▶ _What is being asked_: Each line of the listing that contains the word "arrow" is to be copied.

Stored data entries
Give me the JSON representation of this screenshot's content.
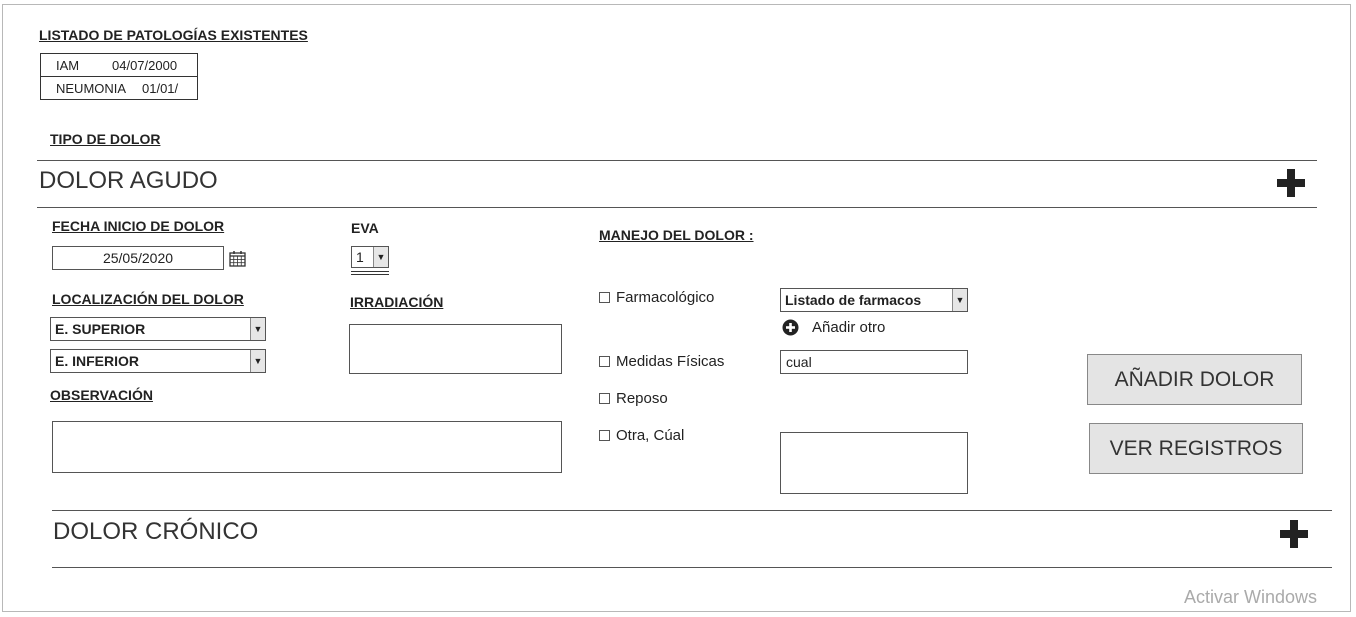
{
  "patologias": {
    "title": "LISTADO DE PATOLOGÍAS EXISTENTES",
    "rows": [
      {
        "name": "IAM",
        "date": "04/07/2000"
      },
      {
        "name": "NEUMONIA",
        "date": "01/01/"
      }
    ]
  },
  "tipo_dolor_label": "TIPO DE DOLOR",
  "dolor_agudo": {
    "title": "DOLOR AGUDO",
    "fecha_label": "FECHA INICIO DE DOLOR",
    "fecha_value": "25/05/2020",
    "eva_label": "EVA",
    "eva_value": "1",
    "localizacion_label": "LOCALIZACIÓN DEL DOLOR",
    "localizacion_1": "E. SUPERIOR",
    "localizacion_2": "E. INFERIOR",
    "irradiacion_label": "IRRADIACIÓN",
    "observacion_label": "OBSERVACIÓN",
    "manejo_label": "MANEJO DEL DOLOR :",
    "farmacologico_label": "Farmacológico",
    "farmacos_select": "Listado de farmacos",
    "anadir_otro_label": "Añadir otro",
    "medidas_label": "Medidas Físicas",
    "cual_value": "cual",
    "reposo_label": "Reposo",
    "otra_label": "Otra, Cúal",
    "anadir_dolor_button": "AÑADIR DOLOR",
    "ver_registros_button": "VER REGISTROS"
  },
  "dolor_cronico": {
    "title": "DOLOR CRÓNICO"
  },
  "watermark": "Activar Windows"
}
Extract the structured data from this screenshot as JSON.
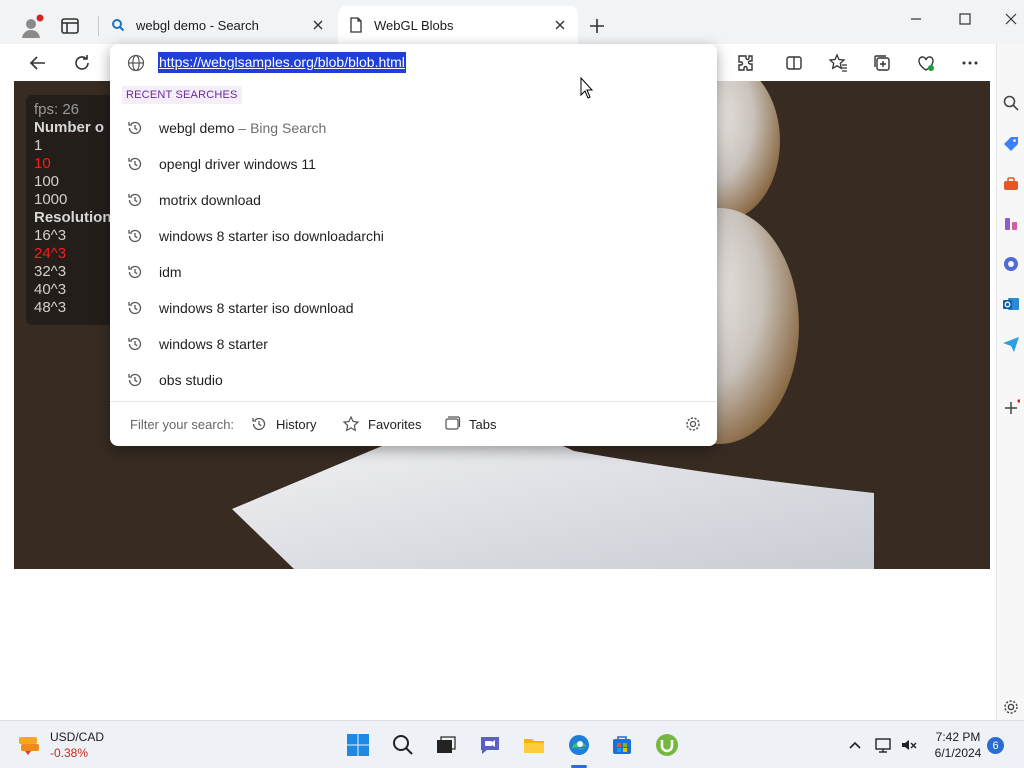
{
  "tabs": [
    {
      "title": "webgl demo - Search",
      "icon": "search-icon",
      "active": false
    },
    {
      "title": "WebGL Blobs",
      "icon": "page-icon",
      "active": true
    }
  ],
  "omnibox": {
    "url": "https://webglsamples.org/blob/blob.html",
    "section_label": "RECENT SEARCHES",
    "suggestions": [
      {
        "text": "webgl demo",
        "suffix": " – Bing Search"
      },
      {
        "text": "opengl driver windows 11",
        "suffix": ""
      },
      {
        "text": "motrix download",
        "suffix": ""
      },
      {
        "text": "windows 8 starter iso downloadarchi",
        "suffix": ""
      },
      {
        "text": "idm",
        "suffix": ""
      },
      {
        "text": "windows 8 starter iso download",
        "suffix": ""
      },
      {
        "text": "windows 8 starter",
        "suffix": ""
      },
      {
        "text": "obs studio",
        "suffix": ""
      }
    ],
    "filter_label": "Filter your search:",
    "filters": [
      "History",
      "Favorites",
      "Tabs"
    ]
  },
  "stats": {
    "fps": "fps: 26",
    "number_header": "Number o",
    "numbers": [
      {
        "label": "1",
        "selected": false
      },
      {
        "label": "10",
        "selected": true
      },
      {
        "label": "100",
        "selected": false
      },
      {
        "label": "1000",
        "selected": false
      }
    ],
    "resolution_header": "Resolution",
    "resolutions": [
      {
        "label": "16^3",
        "selected": false
      },
      {
        "label": "24^3",
        "selected": true
      },
      {
        "label": "32^3",
        "selected": false
      },
      {
        "label": "40^3",
        "selected": false
      },
      {
        "label": "48^3",
        "selected": false
      }
    ]
  },
  "taskbar": {
    "widget_title": "USD/CAD",
    "widget_value": "-0.38%",
    "time": "7:42 PM",
    "date": "6/1/2024",
    "notifications": "6"
  },
  "colors": {
    "page_bg": "#372b22",
    "url_highlight": "#1f3fd8",
    "section_accent": "#6b2a9b",
    "stat_selected": "#ff1a1a"
  }
}
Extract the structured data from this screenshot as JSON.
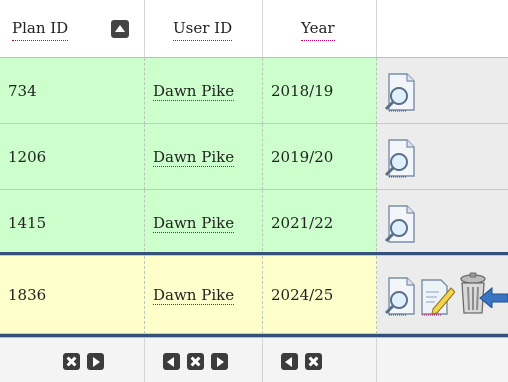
{
  "columns": {
    "plan_id": "Plan ID",
    "user_id": "User ID",
    "year": "Year"
  },
  "rows": [
    {
      "plan_id": "734",
      "user_id": "Dawn Pike",
      "year": "2018/19"
    },
    {
      "plan_id": "1206",
      "user_id": "Dawn Pike",
      "year": "2019/20"
    },
    {
      "plan_id": "1415",
      "user_id": "Dawn Pike",
      "year": "2021/22"
    },
    {
      "plan_id": "1836",
      "user_id": "Dawn Pike",
      "year": "2024/25"
    }
  ],
  "colors": {
    "row_green": "#ccffcc",
    "row_selected": "#ffffcc",
    "selection_line": "#35507a",
    "link_underline": "#c4006b"
  },
  "icons": {
    "view": "magnifier-document-icon",
    "edit": "pencil-document-icon",
    "delete": "trash-can-icon",
    "pointer": "arrow-left-icon"
  }
}
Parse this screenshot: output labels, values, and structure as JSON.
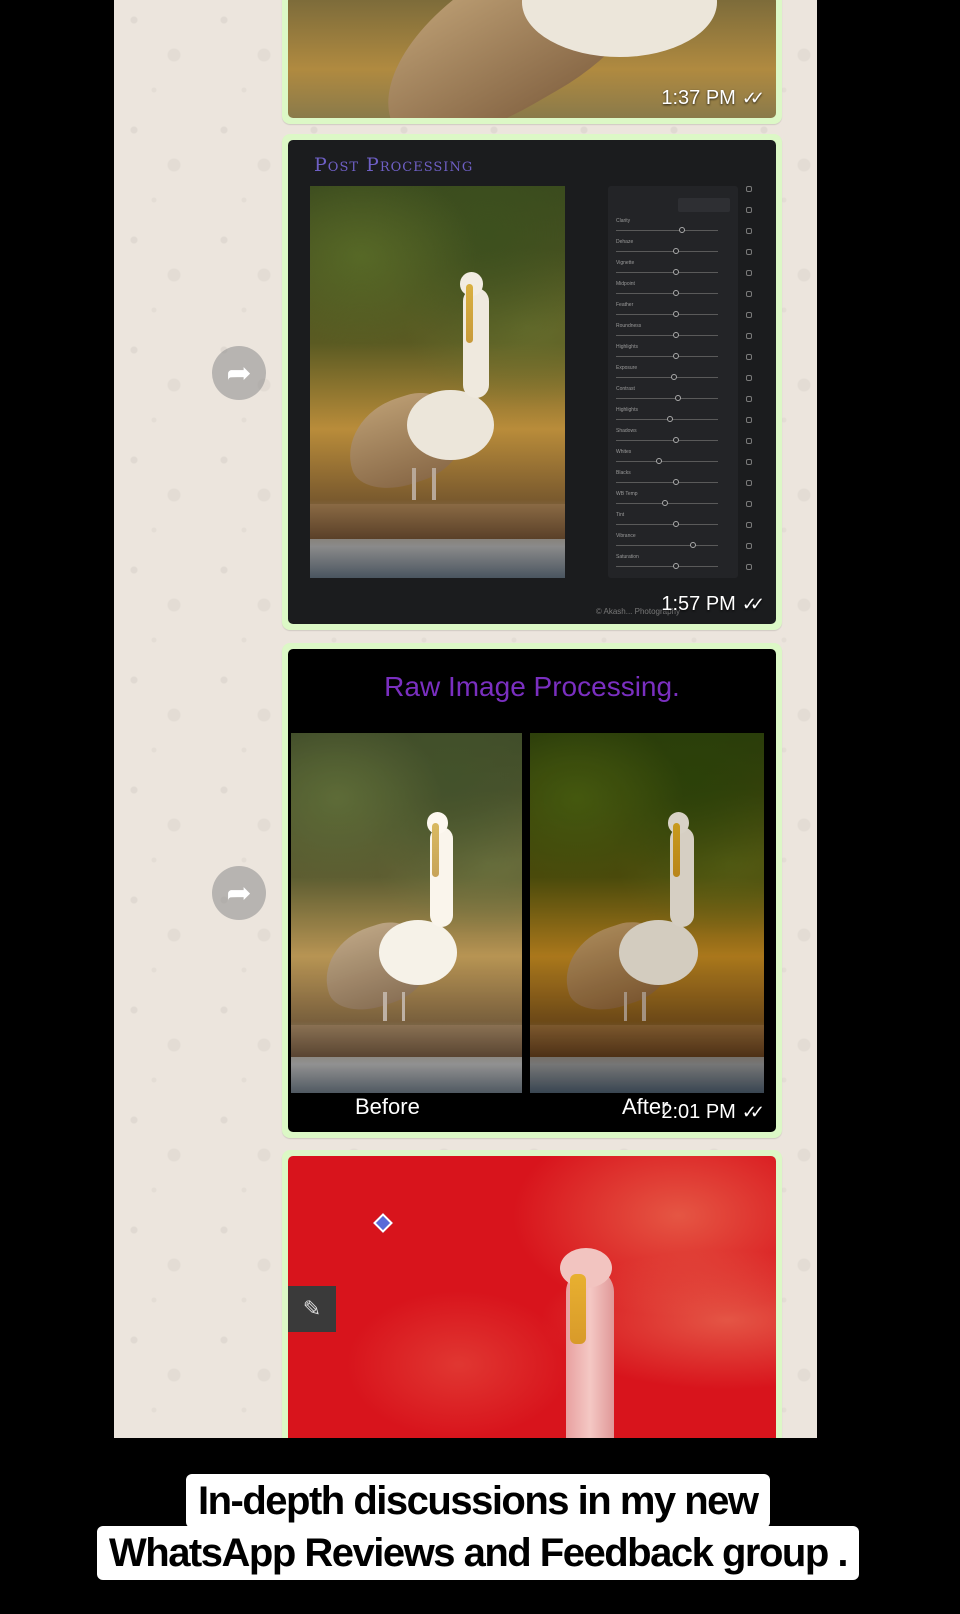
{
  "messages": [
    {
      "id": "msg-1",
      "time": "1:37 PM",
      "ticks": "✓✓"
    },
    {
      "id": "msg-2",
      "time": "1:57 PM",
      "ticks": "✓✓",
      "title": "Post Processing",
      "watermark": "© Akash... Photography",
      "sliders": [
        {
          "label": "Clarity",
          "pos": 0.55
        },
        {
          "label": "Dehaze",
          "pos": 0.5
        },
        {
          "label": "Vignette",
          "pos": 0.5
        },
        {
          "label": "Midpoint",
          "pos": 0.5
        },
        {
          "label": "Feather",
          "pos": 0.5
        },
        {
          "label": "Roundness",
          "pos": 0.5
        },
        {
          "label": "Highlights",
          "pos": 0.5
        },
        {
          "label": "Exposure",
          "pos": 0.48
        },
        {
          "label": "Contrast",
          "pos": 0.52
        },
        {
          "label": "Highlights",
          "pos": 0.45
        },
        {
          "label": "Shadows",
          "pos": 0.5
        },
        {
          "label": "Whites",
          "pos": 0.35
        },
        {
          "label": "Blacks",
          "pos": 0.5
        },
        {
          "label": "WB Temp",
          "pos": 0.4
        },
        {
          "label": "Tint",
          "pos": 0.5
        },
        {
          "label": "Vibrance",
          "pos": 0.65
        },
        {
          "label": "Saturation",
          "pos": 0.5
        }
      ]
    },
    {
      "id": "msg-3",
      "time": "2:01 PM",
      "ticks": "✓✓",
      "title": "Raw Image Processing.",
      "before_label": "Before",
      "after_label": "After"
    },
    {
      "id": "msg-4"
    }
  ],
  "icons": {
    "forward": "forward-arrow-icon",
    "brush": "brush-icon",
    "pin": "diamond-pin-icon"
  },
  "caption": {
    "line1": "In-depth discussions in my new",
    "line2": "WhatsApp Reviews and Feedback group ."
  }
}
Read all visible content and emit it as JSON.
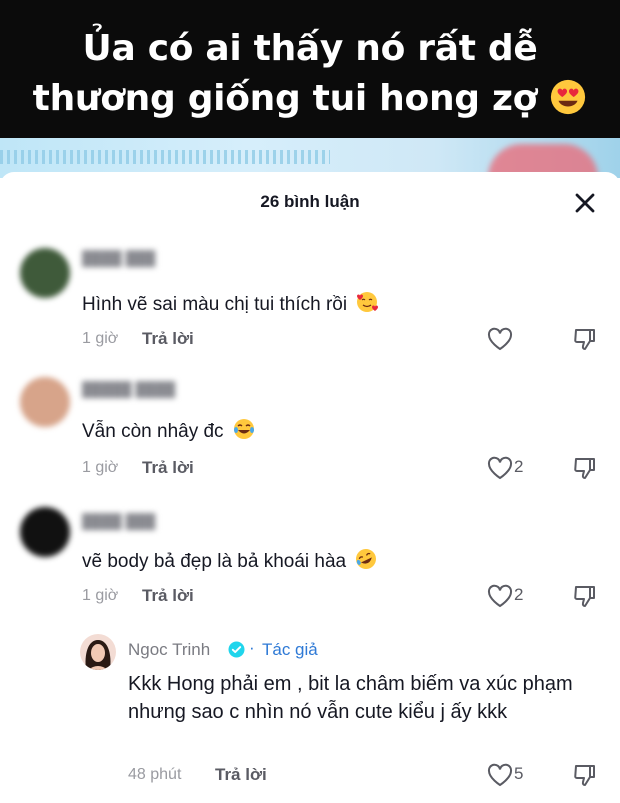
{
  "video": {
    "caption_line1": "Ủa có ai thấy nó rất dễ",
    "caption_line2": "thương giống tui hong zợ",
    "caption_emoji": "heart-eyes-emoji"
  },
  "sheet": {
    "title": "26 bình luận",
    "close_icon": "close-icon"
  },
  "comments": [
    {
      "text": "Hình vẽ sai màu chị tui thích rồi",
      "emoji": "smiling-face-with-hearts-emoji",
      "time": "1 giờ",
      "reply_label": "Trả lời",
      "likes": "",
      "avatar_color": "#3f5a3a"
    },
    {
      "text": "Vẫn còn nhây đc",
      "emoji": "tears-of-joy-emoji",
      "time": "1 giờ",
      "reply_label": "Trả lời",
      "likes": "2",
      "avatar_color": "#d7a48a"
    },
    {
      "text": "vẽ body bả đẹp là bả khoái hàa",
      "emoji": "rolling-on-floor-laughing-emoji",
      "time": "1 giờ",
      "reply_label": "Trả lời",
      "likes": "2",
      "avatar_color": "#111111"
    }
  ],
  "reply": {
    "name": "Ngoc Trinh",
    "dot": "·",
    "author_tag": "Tác giả",
    "text": "Kkk Hong phải em , bit la châm biếm va xúc phạm nhưng sao c nhìn nó vẫn cute kiểu j ấy kkk",
    "time": "48 phút",
    "reply_label": "Trả lời",
    "likes": "5"
  },
  "colors": {
    "accent": "#2f7ad6",
    "text": "#161823",
    "muted": "#9a9ba1"
  }
}
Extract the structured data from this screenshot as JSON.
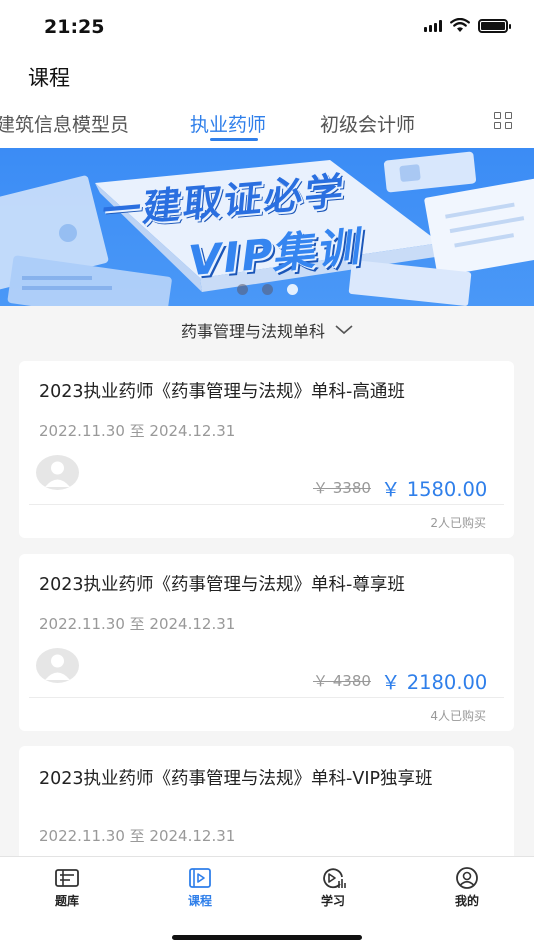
{
  "status_bar": {
    "time": "21:25"
  },
  "header": {
    "title": "课程"
  },
  "category_tabs": [
    {
      "label": "建筑信息模型员",
      "active": false
    },
    {
      "label": "执业药师",
      "active": true
    },
    {
      "label": "初级会计师",
      "active": false
    }
  ],
  "banner": {
    "headline": "一建取证必学",
    "subheadline": "VIP集训",
    "slide_count": 3,
    "active_slide": 2
  },
  "filter": {
    "label": "药事管理与法规单科"
  },
  "courses": [
    {
      "title": "2023执业药师《药事管理与法规》单科-高通班",
      "date_range": "2022.11.30 至 2024.12.31",
      "original_price": "￥ 3380",
      "price": "￥ 1580.00",
      "buyers": "2人已购买"
    },
    {
      "title": "2023执业药师《药事管理与法规》单科-尊享班",
      "date_range": "2022.11.30 至 2024.12.31",
      "original_price": "￥ 4380",
      "price": "￥ 2180.00",
      "buyers": "4人已购买"
    },
    {
      "title": "2023执业药师《药事管理与法规》单科-VIP独享班",
      "date_range": "2022.11.30 至 2024.12.31"
    }
  ],
  "tabbar": [
    {
      "label": "题库",
      "icon": "question-bank-icon",
      "active": false
    },
    {
      "label": "课程",
      "icon": "course-video-icon",
      "active": true
    },
    {
      "label": "学习",
      "icon": "study-play-icon",
      "active": false
    },
    {
      "label": "我的",
      "icon": "profile-icon",
      "active": false
    }
  ],
  "colors": {
    "accent": "#2f7fea",
    "banner_bg": "#3b8cf5"
  }
}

▶ _Solution to the problem_:
    "pointer": "arrow-left-icon"
    "forward": "forward-arrow-icon",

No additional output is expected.